··· Listed records

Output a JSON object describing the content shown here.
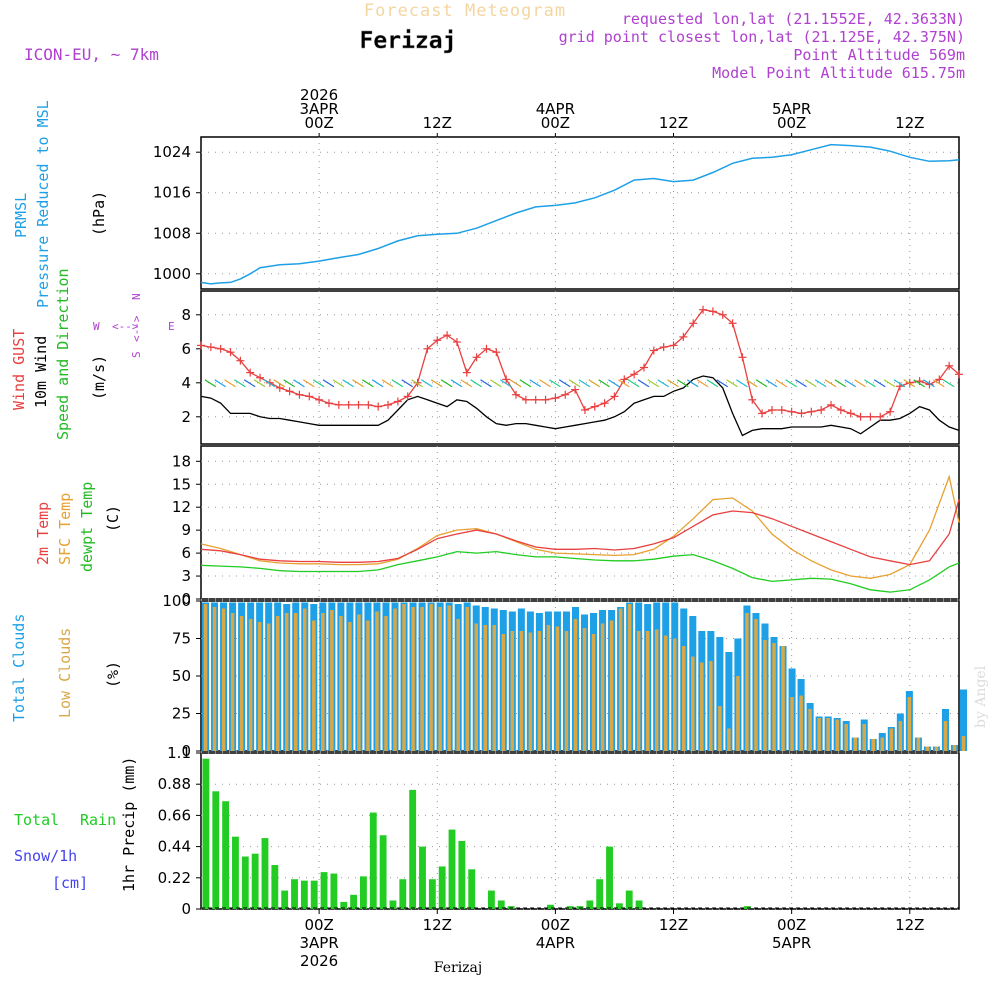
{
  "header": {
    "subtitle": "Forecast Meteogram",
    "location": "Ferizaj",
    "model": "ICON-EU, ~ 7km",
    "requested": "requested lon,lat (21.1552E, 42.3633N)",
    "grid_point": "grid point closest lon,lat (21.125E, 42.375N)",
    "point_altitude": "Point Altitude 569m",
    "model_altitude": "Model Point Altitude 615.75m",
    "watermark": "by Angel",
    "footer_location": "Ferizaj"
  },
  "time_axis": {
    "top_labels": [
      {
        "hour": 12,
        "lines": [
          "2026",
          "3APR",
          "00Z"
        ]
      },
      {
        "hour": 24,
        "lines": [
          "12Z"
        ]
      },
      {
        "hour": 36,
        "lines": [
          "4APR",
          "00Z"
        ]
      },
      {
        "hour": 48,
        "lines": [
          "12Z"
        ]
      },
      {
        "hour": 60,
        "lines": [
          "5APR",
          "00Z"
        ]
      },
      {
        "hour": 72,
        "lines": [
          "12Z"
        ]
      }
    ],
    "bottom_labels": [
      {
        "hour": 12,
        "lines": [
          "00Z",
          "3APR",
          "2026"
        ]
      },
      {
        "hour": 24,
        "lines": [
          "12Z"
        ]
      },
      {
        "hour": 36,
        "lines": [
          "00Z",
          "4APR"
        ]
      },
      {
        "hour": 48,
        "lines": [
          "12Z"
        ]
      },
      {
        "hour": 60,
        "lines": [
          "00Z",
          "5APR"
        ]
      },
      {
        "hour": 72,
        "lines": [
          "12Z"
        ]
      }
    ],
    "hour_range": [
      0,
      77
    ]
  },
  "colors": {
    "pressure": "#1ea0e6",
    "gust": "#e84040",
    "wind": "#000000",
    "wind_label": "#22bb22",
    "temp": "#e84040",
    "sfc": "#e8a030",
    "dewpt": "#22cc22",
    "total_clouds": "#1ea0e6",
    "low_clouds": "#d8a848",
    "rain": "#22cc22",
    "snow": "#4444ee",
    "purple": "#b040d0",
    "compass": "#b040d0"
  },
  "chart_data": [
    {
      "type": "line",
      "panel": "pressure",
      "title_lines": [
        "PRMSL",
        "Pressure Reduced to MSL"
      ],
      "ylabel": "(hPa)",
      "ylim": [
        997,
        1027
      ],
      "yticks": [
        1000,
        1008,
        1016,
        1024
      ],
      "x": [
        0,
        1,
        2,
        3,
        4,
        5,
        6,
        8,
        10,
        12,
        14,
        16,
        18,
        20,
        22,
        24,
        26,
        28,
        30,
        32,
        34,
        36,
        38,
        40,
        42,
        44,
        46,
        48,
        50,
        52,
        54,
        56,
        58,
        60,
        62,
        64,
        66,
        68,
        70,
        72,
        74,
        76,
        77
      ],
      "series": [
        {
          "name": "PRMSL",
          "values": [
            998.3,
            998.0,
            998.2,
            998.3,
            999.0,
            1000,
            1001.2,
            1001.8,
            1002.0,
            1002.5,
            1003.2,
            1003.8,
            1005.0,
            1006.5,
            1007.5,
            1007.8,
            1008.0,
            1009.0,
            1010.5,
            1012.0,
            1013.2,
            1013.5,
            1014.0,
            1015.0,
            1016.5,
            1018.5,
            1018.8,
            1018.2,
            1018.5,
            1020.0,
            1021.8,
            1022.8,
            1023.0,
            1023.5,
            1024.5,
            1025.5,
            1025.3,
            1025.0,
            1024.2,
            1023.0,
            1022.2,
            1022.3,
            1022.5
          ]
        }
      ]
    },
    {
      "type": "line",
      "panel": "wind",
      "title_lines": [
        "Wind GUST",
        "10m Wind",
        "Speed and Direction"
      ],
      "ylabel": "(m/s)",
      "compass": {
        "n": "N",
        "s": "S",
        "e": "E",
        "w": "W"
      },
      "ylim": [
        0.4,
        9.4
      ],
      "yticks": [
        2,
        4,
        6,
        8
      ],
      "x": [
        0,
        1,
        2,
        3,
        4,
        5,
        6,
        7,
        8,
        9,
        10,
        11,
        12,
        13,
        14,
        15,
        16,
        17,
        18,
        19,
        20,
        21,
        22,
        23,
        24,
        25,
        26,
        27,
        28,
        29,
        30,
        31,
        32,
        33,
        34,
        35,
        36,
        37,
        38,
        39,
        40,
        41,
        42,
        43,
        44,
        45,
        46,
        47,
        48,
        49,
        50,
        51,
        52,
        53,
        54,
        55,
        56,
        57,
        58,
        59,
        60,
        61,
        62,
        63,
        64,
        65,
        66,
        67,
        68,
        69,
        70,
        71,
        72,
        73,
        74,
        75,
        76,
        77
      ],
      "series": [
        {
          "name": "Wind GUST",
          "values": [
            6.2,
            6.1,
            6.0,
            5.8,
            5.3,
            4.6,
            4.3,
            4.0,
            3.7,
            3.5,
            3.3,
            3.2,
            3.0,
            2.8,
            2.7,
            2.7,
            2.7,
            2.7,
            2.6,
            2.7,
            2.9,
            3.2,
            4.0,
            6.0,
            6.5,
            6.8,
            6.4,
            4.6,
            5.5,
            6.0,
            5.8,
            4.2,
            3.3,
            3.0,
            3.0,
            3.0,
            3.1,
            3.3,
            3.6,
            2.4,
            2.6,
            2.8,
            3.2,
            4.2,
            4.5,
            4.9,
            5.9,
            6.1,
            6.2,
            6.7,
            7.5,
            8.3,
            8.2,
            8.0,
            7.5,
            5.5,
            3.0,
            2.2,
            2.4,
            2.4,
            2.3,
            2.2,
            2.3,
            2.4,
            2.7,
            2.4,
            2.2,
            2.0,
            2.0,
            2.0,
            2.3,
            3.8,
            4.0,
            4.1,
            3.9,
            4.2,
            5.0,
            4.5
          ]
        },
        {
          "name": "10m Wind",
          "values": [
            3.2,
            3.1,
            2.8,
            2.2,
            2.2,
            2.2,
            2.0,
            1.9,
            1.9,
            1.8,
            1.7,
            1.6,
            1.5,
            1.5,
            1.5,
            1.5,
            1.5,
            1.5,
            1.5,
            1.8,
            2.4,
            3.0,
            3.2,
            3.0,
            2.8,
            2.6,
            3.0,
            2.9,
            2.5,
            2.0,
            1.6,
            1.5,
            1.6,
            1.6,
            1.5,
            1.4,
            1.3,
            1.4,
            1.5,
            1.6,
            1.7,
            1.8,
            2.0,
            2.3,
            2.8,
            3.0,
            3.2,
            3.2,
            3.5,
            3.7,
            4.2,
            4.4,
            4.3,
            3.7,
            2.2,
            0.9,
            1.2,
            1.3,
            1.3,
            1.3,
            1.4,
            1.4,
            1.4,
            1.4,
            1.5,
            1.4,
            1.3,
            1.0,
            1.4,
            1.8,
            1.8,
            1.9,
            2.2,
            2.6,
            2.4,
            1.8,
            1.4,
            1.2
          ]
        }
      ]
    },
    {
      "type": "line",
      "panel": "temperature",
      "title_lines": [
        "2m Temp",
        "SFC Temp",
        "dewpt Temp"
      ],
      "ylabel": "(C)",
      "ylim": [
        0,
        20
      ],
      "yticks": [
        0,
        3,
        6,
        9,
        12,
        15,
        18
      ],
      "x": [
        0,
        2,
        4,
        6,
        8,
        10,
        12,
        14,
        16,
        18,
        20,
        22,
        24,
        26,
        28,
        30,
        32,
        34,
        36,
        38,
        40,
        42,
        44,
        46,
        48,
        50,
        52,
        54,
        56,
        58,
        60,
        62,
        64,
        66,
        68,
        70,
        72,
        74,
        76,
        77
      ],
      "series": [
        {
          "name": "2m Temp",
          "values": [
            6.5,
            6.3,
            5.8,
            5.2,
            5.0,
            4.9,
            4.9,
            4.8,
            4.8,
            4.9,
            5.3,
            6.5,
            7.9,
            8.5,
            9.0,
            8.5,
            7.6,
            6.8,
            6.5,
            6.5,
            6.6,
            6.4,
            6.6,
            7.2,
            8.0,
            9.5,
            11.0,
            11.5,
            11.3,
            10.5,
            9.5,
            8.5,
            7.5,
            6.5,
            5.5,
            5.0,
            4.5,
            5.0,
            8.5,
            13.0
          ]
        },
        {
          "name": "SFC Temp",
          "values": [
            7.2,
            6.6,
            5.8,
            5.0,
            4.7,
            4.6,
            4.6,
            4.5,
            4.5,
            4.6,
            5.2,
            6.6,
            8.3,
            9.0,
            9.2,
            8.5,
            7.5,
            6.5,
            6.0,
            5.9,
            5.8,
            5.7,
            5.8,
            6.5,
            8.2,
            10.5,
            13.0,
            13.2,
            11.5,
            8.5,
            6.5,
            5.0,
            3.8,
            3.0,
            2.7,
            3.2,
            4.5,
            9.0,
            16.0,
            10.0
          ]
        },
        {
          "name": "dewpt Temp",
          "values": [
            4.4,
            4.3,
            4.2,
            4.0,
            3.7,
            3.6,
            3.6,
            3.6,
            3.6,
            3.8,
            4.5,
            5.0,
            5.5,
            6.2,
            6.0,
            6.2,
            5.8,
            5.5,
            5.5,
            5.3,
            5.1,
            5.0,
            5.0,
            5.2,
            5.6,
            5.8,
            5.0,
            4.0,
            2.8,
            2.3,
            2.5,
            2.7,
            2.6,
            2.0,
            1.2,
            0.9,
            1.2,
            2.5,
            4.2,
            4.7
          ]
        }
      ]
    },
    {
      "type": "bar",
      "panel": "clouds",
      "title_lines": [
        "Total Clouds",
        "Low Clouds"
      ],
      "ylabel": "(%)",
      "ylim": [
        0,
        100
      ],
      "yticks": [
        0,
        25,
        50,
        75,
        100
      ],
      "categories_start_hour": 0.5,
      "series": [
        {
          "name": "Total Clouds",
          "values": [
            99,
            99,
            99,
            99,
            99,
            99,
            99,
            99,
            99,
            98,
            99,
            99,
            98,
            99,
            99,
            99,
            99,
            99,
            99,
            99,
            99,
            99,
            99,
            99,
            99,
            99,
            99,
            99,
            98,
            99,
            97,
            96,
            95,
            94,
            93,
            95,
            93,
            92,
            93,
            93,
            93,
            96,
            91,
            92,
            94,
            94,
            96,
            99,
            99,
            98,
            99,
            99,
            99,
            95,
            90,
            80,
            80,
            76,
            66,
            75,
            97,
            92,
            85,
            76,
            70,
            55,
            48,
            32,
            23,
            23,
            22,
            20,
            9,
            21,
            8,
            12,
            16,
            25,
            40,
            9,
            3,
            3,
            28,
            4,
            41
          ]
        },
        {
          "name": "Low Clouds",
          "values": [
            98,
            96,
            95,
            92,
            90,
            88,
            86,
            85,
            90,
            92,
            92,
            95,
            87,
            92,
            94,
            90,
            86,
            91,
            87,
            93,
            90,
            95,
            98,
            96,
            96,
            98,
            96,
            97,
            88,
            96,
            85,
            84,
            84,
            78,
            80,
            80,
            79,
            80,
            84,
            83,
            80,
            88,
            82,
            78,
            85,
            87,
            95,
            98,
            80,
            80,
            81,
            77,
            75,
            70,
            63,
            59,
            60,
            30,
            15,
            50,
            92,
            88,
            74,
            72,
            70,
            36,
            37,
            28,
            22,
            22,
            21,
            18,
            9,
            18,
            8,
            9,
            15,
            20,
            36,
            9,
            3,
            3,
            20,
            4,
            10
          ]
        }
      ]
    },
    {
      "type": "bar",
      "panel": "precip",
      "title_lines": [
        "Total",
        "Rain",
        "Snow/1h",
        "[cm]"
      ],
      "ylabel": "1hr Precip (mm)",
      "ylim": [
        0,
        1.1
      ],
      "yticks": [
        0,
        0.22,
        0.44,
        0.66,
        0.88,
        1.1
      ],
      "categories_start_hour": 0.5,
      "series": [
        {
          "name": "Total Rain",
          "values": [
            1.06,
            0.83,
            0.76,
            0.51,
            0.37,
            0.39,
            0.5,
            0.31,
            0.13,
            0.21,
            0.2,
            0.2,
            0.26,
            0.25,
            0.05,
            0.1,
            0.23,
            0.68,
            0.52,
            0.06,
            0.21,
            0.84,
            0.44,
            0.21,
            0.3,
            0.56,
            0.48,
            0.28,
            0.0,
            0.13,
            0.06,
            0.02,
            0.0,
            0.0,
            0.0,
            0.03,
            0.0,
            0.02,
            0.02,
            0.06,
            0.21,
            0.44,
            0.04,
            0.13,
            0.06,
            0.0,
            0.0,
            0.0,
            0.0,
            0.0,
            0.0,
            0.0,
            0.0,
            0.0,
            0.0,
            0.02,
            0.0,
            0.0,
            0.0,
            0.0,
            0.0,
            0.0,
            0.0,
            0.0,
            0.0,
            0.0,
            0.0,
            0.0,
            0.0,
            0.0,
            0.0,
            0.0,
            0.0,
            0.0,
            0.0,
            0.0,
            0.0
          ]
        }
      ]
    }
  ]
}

······

Search the listing for the word "ylabel". Copy every line in which it occurs.

      "ylabel": "(hPa)",
      "ylabel": "(m/s)",
      "ylabel": "(C)",
      "ylabel": "(%)",
      "ylabel": "1hr Precip (mm)",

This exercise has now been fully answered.